▶ **Given task**
Find each line holding "أكثر" and copy it out.

▶ **Given records**
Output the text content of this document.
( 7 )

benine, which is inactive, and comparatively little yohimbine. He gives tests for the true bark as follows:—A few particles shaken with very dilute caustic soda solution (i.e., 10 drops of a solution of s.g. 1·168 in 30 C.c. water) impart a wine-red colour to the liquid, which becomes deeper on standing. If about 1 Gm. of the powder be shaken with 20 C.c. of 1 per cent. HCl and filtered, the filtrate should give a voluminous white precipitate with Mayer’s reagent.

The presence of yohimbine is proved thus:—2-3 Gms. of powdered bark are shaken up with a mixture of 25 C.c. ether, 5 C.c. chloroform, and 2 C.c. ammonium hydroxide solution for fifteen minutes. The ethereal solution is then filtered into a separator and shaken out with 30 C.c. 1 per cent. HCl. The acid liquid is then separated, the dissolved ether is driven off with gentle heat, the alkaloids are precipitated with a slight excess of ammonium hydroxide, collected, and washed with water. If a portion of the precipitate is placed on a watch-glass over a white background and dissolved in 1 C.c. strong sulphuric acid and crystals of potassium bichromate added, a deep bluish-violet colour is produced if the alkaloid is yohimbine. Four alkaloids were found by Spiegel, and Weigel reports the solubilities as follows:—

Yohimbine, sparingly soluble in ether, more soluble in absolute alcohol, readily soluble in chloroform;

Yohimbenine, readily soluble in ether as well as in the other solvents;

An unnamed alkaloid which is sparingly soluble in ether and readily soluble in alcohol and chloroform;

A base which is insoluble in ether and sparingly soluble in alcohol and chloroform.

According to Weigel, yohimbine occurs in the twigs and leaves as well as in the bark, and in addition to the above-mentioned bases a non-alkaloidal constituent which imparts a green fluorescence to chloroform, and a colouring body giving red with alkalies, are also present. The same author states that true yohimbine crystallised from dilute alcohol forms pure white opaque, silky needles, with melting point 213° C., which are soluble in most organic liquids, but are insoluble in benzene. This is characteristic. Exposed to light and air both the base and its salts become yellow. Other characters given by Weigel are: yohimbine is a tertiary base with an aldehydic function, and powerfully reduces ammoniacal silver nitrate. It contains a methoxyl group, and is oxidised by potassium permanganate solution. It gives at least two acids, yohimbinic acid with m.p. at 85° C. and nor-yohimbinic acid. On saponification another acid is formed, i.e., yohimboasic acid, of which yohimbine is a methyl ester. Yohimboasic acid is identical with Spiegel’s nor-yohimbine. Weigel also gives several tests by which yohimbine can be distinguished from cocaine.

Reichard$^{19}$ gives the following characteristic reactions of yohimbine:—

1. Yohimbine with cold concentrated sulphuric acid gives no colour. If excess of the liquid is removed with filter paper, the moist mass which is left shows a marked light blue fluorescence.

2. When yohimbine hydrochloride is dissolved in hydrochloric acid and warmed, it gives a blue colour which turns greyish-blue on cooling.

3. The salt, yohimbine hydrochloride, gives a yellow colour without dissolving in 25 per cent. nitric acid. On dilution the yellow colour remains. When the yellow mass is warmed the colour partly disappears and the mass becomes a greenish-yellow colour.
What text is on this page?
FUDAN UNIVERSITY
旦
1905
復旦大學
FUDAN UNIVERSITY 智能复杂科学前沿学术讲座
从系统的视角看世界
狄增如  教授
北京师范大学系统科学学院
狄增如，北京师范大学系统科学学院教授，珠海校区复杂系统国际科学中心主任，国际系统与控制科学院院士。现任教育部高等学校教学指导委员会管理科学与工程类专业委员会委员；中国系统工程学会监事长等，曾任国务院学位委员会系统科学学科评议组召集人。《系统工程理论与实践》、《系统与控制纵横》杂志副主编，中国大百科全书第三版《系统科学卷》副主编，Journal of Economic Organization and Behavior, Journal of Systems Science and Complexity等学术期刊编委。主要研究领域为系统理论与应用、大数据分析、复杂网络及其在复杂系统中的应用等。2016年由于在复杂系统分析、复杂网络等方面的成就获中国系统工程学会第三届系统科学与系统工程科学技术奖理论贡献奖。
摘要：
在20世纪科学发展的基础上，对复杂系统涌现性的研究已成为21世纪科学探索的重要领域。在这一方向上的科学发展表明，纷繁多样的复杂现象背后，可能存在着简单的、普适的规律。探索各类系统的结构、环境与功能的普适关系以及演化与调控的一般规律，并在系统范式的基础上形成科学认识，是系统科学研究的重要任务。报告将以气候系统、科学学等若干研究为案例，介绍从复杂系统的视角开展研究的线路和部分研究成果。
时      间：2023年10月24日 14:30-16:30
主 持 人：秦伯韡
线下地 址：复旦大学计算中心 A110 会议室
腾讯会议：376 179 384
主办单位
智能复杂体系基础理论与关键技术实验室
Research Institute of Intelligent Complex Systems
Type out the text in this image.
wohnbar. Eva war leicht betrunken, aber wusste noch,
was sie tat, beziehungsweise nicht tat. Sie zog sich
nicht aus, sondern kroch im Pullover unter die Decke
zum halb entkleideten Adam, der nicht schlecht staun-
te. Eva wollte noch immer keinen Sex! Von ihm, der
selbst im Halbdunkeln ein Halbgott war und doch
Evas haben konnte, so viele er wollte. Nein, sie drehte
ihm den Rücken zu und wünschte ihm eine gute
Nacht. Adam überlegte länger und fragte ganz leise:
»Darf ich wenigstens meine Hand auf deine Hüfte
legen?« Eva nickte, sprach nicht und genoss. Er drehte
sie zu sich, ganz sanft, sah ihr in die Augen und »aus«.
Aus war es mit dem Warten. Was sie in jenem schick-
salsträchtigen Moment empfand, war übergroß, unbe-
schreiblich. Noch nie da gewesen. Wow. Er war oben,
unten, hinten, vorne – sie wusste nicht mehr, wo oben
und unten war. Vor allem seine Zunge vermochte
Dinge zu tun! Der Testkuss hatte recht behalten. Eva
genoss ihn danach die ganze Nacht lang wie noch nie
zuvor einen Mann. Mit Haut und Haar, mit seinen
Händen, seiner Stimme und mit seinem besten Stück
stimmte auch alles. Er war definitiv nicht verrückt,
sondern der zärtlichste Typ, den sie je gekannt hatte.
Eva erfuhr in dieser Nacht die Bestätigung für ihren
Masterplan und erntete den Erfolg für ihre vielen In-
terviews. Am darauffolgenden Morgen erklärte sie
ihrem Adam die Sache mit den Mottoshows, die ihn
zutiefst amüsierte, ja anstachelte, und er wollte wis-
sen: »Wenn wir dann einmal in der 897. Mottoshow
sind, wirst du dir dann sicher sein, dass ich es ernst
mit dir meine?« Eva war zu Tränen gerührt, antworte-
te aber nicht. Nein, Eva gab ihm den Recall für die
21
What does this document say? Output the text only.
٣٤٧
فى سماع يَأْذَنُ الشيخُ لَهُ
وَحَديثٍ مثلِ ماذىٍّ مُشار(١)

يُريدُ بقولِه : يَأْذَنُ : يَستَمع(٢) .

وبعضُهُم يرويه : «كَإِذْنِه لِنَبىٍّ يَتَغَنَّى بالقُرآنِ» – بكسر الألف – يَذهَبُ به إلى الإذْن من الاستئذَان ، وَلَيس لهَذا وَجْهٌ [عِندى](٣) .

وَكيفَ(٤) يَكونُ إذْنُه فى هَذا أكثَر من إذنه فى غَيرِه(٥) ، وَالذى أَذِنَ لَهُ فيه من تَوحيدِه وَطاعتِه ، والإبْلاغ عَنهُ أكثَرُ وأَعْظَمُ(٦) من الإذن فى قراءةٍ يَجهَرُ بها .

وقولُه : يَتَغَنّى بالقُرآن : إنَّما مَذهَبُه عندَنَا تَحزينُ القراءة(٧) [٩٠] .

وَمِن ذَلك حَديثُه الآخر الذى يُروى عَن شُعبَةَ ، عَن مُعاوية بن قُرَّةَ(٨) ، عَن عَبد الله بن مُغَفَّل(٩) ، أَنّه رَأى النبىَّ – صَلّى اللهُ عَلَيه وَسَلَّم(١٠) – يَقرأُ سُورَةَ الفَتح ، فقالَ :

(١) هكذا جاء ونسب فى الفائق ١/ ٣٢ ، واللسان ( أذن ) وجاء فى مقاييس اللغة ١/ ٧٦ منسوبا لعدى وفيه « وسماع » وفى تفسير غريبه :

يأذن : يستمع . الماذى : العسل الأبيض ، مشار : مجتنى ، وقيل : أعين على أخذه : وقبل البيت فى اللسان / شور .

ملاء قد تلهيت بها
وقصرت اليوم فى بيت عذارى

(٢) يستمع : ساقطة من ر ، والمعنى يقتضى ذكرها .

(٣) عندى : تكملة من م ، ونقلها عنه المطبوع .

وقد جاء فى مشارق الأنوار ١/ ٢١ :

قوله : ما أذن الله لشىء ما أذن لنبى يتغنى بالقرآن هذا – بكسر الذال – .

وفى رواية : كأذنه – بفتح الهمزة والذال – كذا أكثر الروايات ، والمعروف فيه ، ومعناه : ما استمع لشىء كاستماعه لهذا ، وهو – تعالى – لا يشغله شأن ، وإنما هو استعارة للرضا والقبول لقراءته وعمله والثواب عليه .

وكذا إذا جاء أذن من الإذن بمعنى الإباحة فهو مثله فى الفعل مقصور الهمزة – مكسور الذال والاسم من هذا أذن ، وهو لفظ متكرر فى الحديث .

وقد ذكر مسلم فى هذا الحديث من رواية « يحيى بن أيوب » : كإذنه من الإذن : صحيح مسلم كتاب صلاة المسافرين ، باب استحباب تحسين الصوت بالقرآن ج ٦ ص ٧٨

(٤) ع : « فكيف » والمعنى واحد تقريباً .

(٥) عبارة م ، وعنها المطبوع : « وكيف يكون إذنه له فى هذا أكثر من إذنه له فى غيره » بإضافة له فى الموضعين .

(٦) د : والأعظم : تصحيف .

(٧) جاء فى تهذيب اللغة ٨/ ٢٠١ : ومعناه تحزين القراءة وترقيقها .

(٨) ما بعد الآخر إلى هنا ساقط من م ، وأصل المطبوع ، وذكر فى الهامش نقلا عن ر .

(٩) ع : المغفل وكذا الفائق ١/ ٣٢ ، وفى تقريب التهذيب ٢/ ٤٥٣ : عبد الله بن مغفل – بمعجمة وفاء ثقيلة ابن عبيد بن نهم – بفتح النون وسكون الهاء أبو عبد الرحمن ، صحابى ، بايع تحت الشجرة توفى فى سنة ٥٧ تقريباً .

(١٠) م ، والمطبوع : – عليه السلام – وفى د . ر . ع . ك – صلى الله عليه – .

▶ **Response to this exercise**
وفى رواية : كأذنه – بفتح الهمزة والذال – كذا أكثر الروايات ، والمعروف فيه ، ومعناه : ما استمع لشىء كاستماعه لهذا ، وهو – تعالى – لا يشغله شأن ، وإنما هو استعارة للرضا والقبول لقراءته وعمله والثواب عليه .
(٥) عبارة م ، وعنها المطبوع : « وكيف يكون إذنه له فى هذا أكثر من إذنه له فى غيره » بإضافة له فى الموضعين .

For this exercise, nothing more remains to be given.